# Request
Carry none of the pictures over; set down the material below exactly.

# Supplied information
• • • • •
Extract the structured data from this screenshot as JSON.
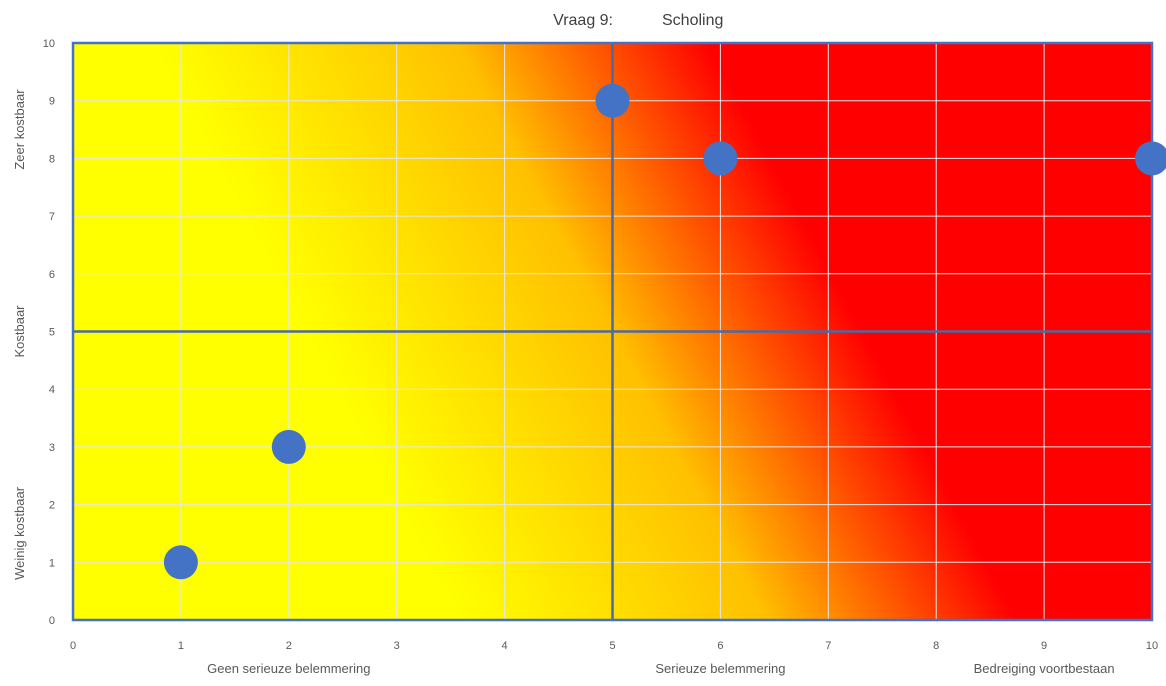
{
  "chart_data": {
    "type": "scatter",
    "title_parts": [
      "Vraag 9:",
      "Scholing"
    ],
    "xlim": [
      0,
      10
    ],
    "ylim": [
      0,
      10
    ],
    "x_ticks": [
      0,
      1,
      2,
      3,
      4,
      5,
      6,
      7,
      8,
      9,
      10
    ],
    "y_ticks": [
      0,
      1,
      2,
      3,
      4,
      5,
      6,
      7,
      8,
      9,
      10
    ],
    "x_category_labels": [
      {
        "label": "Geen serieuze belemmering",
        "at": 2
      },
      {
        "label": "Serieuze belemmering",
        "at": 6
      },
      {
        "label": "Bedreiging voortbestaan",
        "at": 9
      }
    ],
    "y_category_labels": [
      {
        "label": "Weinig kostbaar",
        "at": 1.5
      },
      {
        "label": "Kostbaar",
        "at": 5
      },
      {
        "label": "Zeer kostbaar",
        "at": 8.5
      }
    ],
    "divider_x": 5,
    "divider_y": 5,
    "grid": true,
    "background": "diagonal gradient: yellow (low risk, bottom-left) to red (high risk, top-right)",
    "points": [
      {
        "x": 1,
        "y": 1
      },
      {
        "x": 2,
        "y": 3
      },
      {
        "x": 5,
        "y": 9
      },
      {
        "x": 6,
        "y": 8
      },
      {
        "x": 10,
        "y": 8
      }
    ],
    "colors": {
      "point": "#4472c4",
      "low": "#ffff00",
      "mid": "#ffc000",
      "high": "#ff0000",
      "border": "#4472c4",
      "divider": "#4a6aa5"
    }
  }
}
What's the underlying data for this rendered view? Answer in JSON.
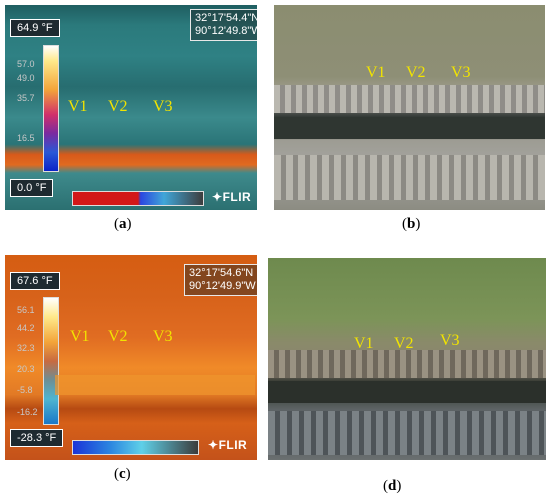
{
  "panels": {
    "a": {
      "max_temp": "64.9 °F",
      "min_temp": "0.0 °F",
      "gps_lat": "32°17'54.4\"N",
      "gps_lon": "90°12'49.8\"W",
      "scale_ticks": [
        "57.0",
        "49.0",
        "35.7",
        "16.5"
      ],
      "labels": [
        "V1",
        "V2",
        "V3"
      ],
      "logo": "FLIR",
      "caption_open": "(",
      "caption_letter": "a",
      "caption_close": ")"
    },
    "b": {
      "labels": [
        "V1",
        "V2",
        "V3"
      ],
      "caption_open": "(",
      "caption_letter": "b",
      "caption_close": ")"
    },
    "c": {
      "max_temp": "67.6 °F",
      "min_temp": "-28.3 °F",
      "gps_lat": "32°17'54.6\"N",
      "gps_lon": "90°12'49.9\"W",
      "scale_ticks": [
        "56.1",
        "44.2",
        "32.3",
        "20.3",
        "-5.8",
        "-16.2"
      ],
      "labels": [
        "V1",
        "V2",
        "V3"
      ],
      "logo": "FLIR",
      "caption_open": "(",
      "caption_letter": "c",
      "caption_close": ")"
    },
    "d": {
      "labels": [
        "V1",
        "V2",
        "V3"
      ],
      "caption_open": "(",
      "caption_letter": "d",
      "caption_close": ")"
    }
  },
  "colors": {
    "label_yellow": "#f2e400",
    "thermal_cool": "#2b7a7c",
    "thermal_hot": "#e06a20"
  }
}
• • • • •
# Correct output
Extract the structured data from this screenshot as JSON.
{
  "chart_data": {
    "type": "scatter",
    "title_parts": [
      "Vraag 9:",
      "Scholing"
    ],
    "xlim": [
      0,
      10
    ],
    "ylim": [
      0,
      10
    ],
    "x_ticks": [
      0,
      1,
      2,
      3,
      4,
      5,
      6,
      7,
      8,
      9,
      10
    ],
    "y_ticks": [
      0,
      1,
      2,
      3,
      4,
      5,
      6,
      7,
      8,
      9,
      10
    ],
    "x_category_labels": [
      {
        "label": "Geen serieuze belemmering",
        "at": 2
      },
      {
        "label": "Serieuze belemmering",
        "at": 6
      },
      {
        "label": "Bedreiging voortbestaan",
        "at": 9
      }
    ],
    "y_category_labels": [
      {
        "label": "Weinig kostbaar",
        "at": 1.5
      },
      {
        "label": "Kostbaar",
        "at": 5
      },
      {
        "label": "Zeer kostbaar",
        "at": 8.5
      }
    ],
    "divider_x": 5,
    "divider_y": 5,
    "grid": true,
    "background": "diagonal gradient: yellow (low risk, bottom-left) to red (high risk, top-right)",
    "points": [
      {
        "x": 1,
        "y": 1
      },
      {
        "x": 2,
        "y": 3
      },
      {
        "x": 5,
        "y": 9
      },
      {
        "x": 6,
        "y": 8
      },
      {
        "x": 10,
        "y": 8
      }
    ],
    "colors": {
      "point": "#4472c4",
      "low": "#ffff00",
      "mid": "#ffc000",
      "high": "#ff0000",
      "border": "#4472c4",
      "divider": "#4a6aa5"
    }
  }
}
What's the underlying data for this rendered view? Answer in JSON.
{
  "panels": {
    "a": {
      "max_temp": "64.9 °F",
      "min_temp": "0.0 °F",
      "gps_lat": "32°17'54.4\"N",
      "gps_lon": "90°12'49.8\"W",
      "scale_ticks": [
        "57.0",
        "49.0",
        "35.7",
        "16.5"
      ],
      "labels": [
        "V1",
        "V2",
        "V3"
      ],
      "logo": "FLIR",
      "caption_open": "(",
      "caption_letter": "a",
      "caption_close": ")"
    },
    "b": {
      "labels": [
        "V1",
        "V2",
        "V3"
      ],
      "caption_open": "(",
      "caption_letter": "b",
      "caption_close": ")"
    },
    "c": {
      "max_temp": "67.6 °F",
      "min_temp": "-28.3 °F",
      "gps_lat": "32°17'54.6\"N",
      "gps_lon": "90°12'49.9\"W",
      "scale_ticks": [
        "56.1",
        "44.2",
        "32.3",
        "20.3",
        "-5.8",
        "-16.2"
      ],
      "labels": [
        "V1",
        "V2",
        "V3"
      ],
      "logo": "FLIR",
      "caption_open": "(",
      "caption_letter": "c",
      "caption_close": ")"
    },
    "d": {
      "labels": [
        "V1",
        "V2",
        "V3"
      ],
      "caption_open": "(",
      "caption_letter": "d",
      "caption_close": ")"
    }
  },
  "colors": {
    "label_yellow": "#f2e400",
    "thermal_cool": "#2b7a7c",
    "thermal_hot": "#e06a20"
  }
}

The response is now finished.